Identify all lines below that hold "prendre" and collect them.

-- START Recorded data --

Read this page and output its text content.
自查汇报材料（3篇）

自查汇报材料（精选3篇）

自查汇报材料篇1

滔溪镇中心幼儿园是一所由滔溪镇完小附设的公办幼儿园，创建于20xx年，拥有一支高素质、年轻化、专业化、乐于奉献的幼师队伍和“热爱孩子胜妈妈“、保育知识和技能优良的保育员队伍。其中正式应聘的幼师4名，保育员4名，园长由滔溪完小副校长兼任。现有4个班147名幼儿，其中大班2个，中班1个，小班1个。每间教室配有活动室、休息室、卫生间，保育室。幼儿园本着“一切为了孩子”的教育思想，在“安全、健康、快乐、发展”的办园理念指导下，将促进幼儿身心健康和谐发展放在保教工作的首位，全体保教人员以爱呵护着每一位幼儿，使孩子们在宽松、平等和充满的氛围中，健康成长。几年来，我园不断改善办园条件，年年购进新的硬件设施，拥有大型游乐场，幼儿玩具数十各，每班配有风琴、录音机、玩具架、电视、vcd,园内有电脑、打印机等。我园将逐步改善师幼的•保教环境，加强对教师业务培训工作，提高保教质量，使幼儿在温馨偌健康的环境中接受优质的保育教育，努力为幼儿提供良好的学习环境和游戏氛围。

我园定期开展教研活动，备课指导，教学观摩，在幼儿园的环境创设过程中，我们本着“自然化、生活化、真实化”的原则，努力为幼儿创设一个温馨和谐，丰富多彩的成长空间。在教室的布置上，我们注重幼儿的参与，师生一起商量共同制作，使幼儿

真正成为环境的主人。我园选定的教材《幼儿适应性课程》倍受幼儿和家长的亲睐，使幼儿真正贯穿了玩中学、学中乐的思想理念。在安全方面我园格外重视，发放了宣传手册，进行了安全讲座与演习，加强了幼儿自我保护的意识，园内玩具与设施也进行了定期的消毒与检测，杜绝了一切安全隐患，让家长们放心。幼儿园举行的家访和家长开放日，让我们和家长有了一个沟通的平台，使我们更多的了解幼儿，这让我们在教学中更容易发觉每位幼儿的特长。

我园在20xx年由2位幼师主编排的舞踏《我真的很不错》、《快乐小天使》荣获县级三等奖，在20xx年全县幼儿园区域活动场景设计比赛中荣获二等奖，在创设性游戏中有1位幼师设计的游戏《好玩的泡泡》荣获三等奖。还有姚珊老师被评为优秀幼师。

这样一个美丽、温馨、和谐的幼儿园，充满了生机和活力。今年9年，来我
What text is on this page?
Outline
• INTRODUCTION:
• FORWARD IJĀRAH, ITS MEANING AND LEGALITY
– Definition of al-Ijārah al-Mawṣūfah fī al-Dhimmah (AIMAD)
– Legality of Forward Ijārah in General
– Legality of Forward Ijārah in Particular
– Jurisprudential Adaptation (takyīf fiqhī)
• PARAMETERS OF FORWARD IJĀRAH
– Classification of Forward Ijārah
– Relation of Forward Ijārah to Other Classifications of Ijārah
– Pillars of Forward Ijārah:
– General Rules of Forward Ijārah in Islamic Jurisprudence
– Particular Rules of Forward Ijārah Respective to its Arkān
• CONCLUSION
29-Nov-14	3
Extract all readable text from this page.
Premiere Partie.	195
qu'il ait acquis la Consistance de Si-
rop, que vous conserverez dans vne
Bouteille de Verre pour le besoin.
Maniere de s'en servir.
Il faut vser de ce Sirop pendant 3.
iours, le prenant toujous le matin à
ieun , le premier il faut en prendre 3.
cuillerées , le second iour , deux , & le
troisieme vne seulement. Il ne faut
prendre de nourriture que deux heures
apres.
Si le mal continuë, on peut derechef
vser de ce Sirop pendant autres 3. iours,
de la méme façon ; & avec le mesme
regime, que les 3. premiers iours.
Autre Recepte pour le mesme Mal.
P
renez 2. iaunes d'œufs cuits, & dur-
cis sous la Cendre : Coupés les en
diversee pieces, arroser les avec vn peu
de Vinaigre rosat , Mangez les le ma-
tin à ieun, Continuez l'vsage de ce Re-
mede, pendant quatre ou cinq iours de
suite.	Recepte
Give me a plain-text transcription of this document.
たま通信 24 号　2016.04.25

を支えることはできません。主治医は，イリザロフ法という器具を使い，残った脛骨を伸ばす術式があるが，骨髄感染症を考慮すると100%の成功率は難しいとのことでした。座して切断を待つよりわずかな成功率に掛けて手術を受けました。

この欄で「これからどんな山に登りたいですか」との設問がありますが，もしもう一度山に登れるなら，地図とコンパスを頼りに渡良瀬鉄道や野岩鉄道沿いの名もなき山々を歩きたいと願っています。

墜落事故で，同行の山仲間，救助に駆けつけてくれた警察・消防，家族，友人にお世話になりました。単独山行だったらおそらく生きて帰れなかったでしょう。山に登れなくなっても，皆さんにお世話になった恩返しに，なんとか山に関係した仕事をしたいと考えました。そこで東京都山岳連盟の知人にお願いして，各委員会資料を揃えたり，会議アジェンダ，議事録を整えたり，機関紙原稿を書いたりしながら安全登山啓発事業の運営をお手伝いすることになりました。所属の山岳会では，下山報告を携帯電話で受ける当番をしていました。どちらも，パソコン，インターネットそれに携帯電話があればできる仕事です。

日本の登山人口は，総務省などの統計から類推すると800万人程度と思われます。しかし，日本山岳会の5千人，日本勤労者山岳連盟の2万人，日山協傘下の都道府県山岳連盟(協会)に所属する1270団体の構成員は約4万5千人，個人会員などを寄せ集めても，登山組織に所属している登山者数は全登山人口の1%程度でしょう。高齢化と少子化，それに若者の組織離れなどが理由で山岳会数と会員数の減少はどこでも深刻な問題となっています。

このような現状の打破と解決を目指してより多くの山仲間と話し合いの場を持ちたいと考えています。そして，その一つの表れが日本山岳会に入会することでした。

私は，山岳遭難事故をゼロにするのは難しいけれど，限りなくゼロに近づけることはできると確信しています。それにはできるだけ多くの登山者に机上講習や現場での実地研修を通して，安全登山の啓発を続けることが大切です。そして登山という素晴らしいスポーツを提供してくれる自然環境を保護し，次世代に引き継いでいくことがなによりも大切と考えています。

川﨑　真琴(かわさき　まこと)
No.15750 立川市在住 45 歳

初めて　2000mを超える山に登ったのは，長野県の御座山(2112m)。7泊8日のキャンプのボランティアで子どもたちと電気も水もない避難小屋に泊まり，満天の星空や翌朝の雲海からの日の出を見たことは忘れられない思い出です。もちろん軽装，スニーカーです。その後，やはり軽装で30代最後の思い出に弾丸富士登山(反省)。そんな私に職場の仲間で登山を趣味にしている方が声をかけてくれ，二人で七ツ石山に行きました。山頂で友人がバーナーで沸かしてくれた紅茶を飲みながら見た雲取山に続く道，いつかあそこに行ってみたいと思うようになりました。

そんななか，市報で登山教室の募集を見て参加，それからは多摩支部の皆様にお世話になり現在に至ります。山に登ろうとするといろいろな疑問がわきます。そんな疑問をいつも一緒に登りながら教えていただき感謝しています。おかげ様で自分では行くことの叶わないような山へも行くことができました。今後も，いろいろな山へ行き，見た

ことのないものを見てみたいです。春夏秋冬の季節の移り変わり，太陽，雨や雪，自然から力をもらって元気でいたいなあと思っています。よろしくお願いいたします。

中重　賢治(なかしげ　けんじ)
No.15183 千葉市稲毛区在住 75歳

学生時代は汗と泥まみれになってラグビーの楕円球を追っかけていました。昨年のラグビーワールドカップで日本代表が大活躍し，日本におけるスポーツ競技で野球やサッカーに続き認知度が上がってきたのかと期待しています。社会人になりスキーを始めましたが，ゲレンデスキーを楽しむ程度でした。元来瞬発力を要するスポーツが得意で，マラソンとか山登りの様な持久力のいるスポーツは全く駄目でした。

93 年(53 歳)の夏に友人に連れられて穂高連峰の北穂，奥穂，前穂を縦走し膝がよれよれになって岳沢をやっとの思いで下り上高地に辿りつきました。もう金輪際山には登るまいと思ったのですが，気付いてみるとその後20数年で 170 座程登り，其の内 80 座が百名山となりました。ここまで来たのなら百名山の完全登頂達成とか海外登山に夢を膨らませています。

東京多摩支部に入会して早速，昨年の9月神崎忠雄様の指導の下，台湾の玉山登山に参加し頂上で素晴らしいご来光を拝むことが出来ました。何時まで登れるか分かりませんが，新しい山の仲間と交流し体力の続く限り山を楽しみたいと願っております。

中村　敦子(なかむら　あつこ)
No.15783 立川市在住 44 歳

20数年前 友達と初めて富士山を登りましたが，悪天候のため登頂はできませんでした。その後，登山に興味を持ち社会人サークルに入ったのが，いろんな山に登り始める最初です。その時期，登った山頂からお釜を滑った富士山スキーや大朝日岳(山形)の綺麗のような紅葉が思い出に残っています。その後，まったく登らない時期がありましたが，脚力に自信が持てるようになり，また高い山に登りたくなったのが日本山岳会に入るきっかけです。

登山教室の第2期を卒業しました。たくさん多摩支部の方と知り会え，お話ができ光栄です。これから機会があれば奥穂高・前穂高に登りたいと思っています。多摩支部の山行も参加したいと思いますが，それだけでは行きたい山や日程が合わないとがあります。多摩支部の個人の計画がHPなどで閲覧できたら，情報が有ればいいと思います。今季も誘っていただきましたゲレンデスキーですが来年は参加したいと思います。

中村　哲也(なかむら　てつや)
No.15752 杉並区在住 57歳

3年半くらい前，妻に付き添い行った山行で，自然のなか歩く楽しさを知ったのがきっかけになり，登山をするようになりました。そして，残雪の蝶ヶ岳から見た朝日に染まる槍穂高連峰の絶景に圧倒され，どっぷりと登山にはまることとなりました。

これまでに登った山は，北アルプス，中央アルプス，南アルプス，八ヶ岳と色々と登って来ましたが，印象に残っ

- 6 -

-- END Recorded data --

Solved exercise →
ieun , le premier il faut en prendre 3.
prendre de nourriture que deux heures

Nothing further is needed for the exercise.